▶ [Problem]:
Below are the records; locate each line with the word "между" and copy it.

▶ [Records for the exercise]:
============================================================

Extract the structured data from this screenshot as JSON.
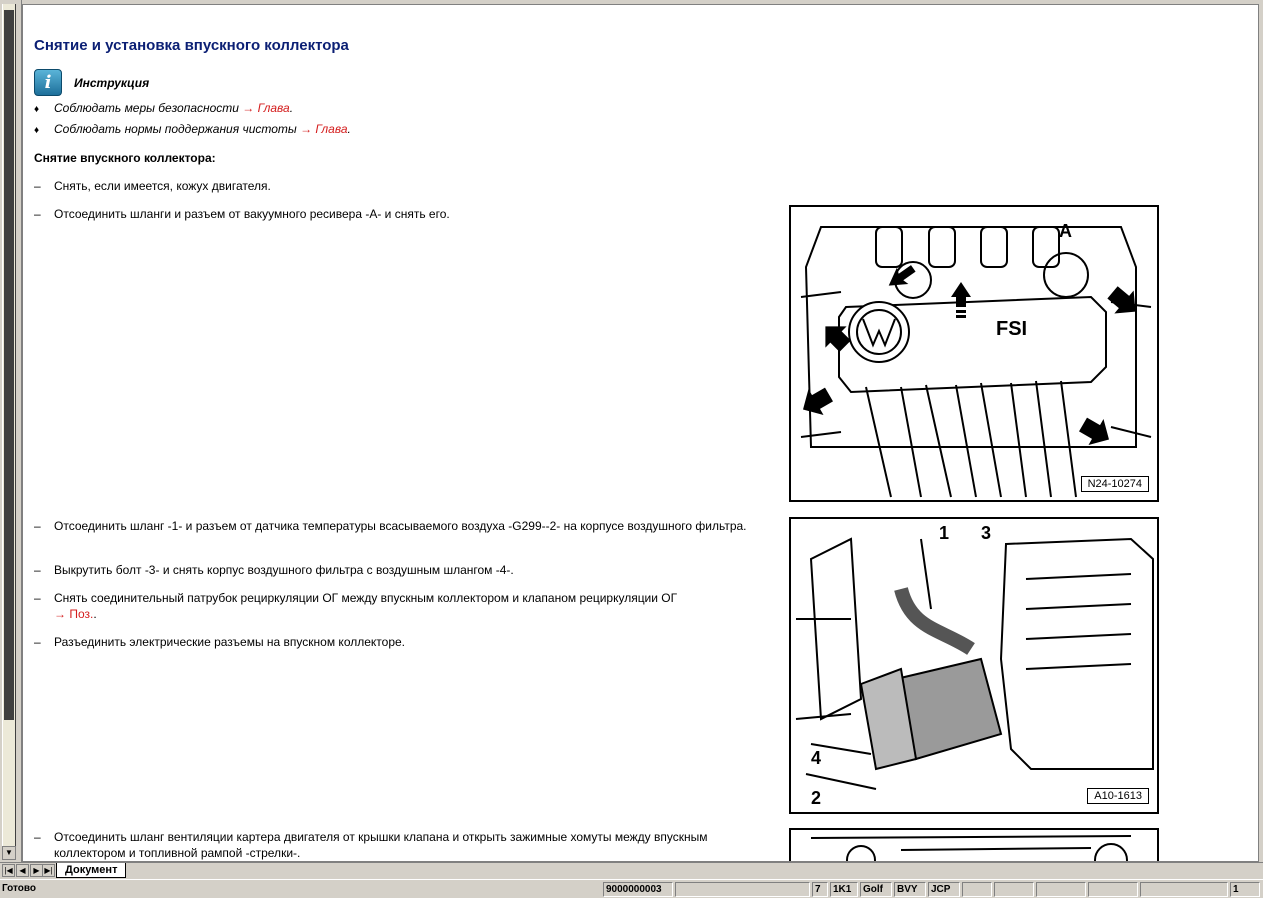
{
  "document": {
    "title": "Снятие и установка впускного коллектора",
    "info_label": "Инструкция",
    "bullets": [
      {
        "text": "Соблюдать меры безопасности ",
        "link": "→ Глава",
        "tail": "."
      },
      {
        "text": "Соблюдать нормы поддержания чистоты ",
        "link": "→ Глава",
        "tail": "."
      }
    ],
    "subheading": "Снятие впускного коллектора:",
    "steps": [
      {
        "text": "Снять, если имеется, кожух двигателя.",
        "link": ""
      },
      {
        "text": "Отсоединить шланги и разъем от вакуумного ресивера -A- и снять его.",
        "link": ""
      },
      {
        "text": "Отсоединить шланг -1- и разъем от датчика температуры всасываемого воздуха -G299--2- на корпусе воздушного фильтра.",
        "link": ""
      },
      {
        "text": "Выкрутить болт -3- и снять корпус воздушного фильтра с воздушным шлангом -4-.",
        "link": ""
      },
      {
        "text": "Снять соединительный патрубок рециркуляции ОГ между впускным коллектором и клапаном рециркуляции ОГ",
        "link": "→ Поз.",
        "tail": "."
      },
      {
        "text": "Разъединить электрические разъемы на впускном коллекторе.",
        "link": ""
      },
      {
        "text": "Отсоединить шланг вентиляции картера двигателя от крышки клапана и открыть зажимные хомуты между впускным коллектором и топливной рампой -стрелки-.",
        "link": ""
      }
    ],
    "figures": [
      {
        "id": "N24-10274",
        "labels": [
          "A"
        ],
        "cover_text": "FSI"
      },
      {
        "id": "A10-1613",
        "labels": [
          "1",
          "3",
          "4",
          "2"
        ]
      }
    ]
  },
  "tabs": {
    "active": "Документ"
  },
  "status": {
    "state": "Готово",
    "cells": [
      "9000000003",
      "7",
      "1K1",
      "Golf",
      "BVY",
      "JCP",
      "1"
    ]
  },
  "colors": {
    "heading": "#0b1f74",
    "link": "#d41d1d"
  }
}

============================================================

▶ [The completed task]:
        "text": "Снять соединительный патрубок рециркуляции ОГ между впускным коллектором и клапаном рециркуляции ОГ",
        "text": "Отсоединить шланг вентиляции картера двигателя от крышки клапана и открыть зажимные хомуты между впускным коллектором и топливной рампой -стрелки-.",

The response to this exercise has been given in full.